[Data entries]
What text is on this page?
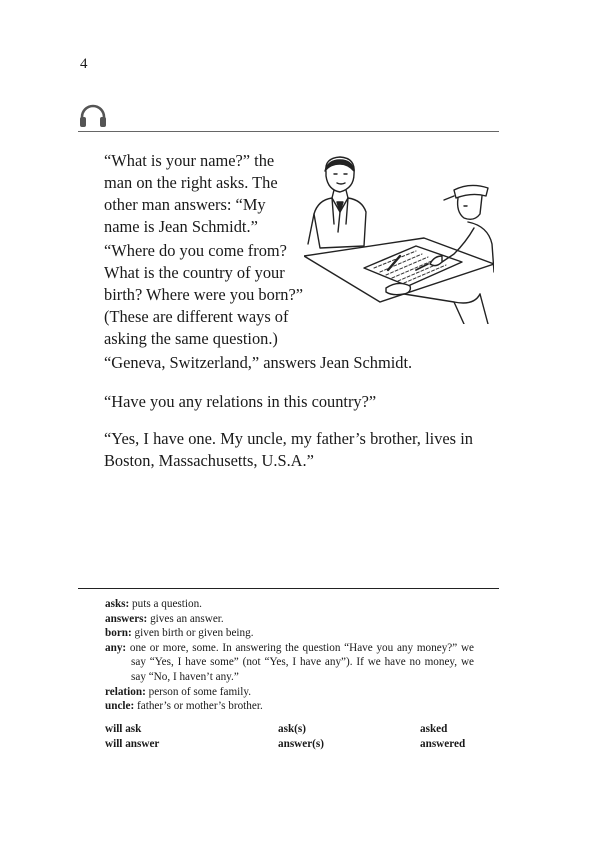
4
“What is your name?” the man on the right asks. The other man answers: “My name is Jean Schmidt.”
“Where do you come from? What is the country of your birth? Where were you born?” (These are different ways of asking the same question.)
“Geneva, Switzerland,” answers Jean Schmidt.
“Have you any relations in this country?”
“Yes, I have one. My uncle, my father’s brother, lives in Boston, Massachusetts, U.S.A.”

asks: puts a question.

answers: gives an answer.

born: given birth or given being.

any: one or more, some. In answering the question “Have you any money?” we say “Yes, I have some” (not “Yes, I have any”). If we have no money, we say “No, I haven’t any.”

relation: person of some family.

uncle: father’s or mother’s brother.

will ask	ask(s)	asked
will answer	answer(s)	answered
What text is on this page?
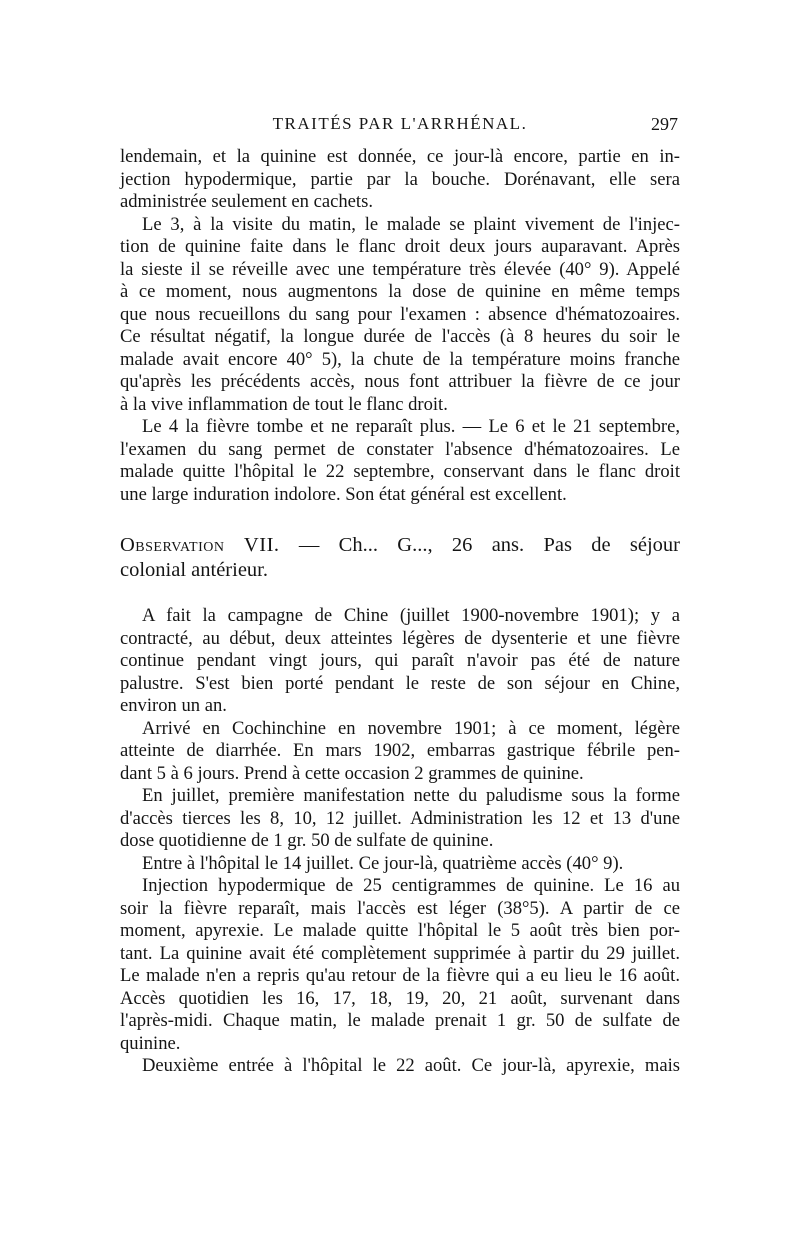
TRAITÉS PAR L'ARRHÉNAL.	297
lendemain, et la quinine est donnée, ce jour-là encore, partie en in-
jection hypodermique, partie par la bouche. Dorénavant, elle sera
administrée seulement en cachets.
Le 3, à la visite du matin, le malade se plaint vivement de l'injec-
tion de quinine faite dans le flanc droit deux jours auparavant. Après
la sieste il se réveille avec une température très élevée (40° 9). Appelé
à ce moment, nous augmentons la dose de quinine en même temps
que nous recueillons du sang pour l'examen : absence d'hématozoaires.
Ce résultat négatif, la longue durée de l'accès (à 8 heures du soir le
malade avait encore 40° 5), la chute de la température moins franche
qu'après les précédents accès, nous font attribuer la fièvre de ce jour
à la vive inflammation de tout le flanc droit.
Le 4 la fièvre tombe et ne reparaît plus. — Le 6 et le 21 septembre,
l'examen du sang permet de constater l'absence d'hématozoaires. Le
malade quitte l'hôpital le 22 septembre, conservant dans le flanc droit
une large induration indolore. Son état général est excellent.
Observation VII. — Ch... G..., 26 ans. Pas de séjour
colonial antérieur.
A fait la campagne de Chine (juillet 1900-novembre 1901); y a
contracté, au début, deux atteintes légères de dysenterie et une fièvre
continue pendant vingt jours, qui paraît n'avoir pas été de nature
palustre. S'est bien porté pendant le reste de son séjour en Chine,
environ un an.
Arrivé en Cochinchine en novembre 1901; à ce moment, légère
atteinte de diarrhée. En mars 1902, embarras gastrique fébrile pen-
dant 5 à 6 jours. Prend à cette occasion 2 grammes de quinine.
En juillet, première manifestation nette du paludisme sous la forme
d'accès tierces les 8, 10, 12 juillet. Administration les 12 et 13 d'une
dose quotidienne de 1 gr. 50 de sulfate de quinine.
Entre à l'hôpital le 14 juillet. Ce jour-là, quatrième accès (40° 9).
Injection hypodermique de 25 centigrammes de quinine. Le 16 au
soir la fièvre reparaît, mais l'accès est léger (38°5). A partir de ce
moment, apyrexie. Le malade quitte l'hôpital le 5 août très bien por-
tant. La quinine avait été complètement supprimée à partir du 29 juillet.
Le malade n'en a repris qu'au retour de la fièvre qui a eu lieu le 16 août.
Accès quotidien les 16, 17, 18, 19, 20, 21 août, survenant dans
l'après-midi. Chaque matin, le malade prenait 1 gr. 50 de sulfate de
quinine.
Deuxième entrée à l'hôpital le 22 août. Ce jour-là, apyrexie, mais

Task details
Copy and report every line where the word "partir" is present.

Final answer
soir la fièvre reparaît, mais l'accès est léger (38°5). A partir de ce
tant. La quinine avait été complètement supprimée à partir du 29 juillet.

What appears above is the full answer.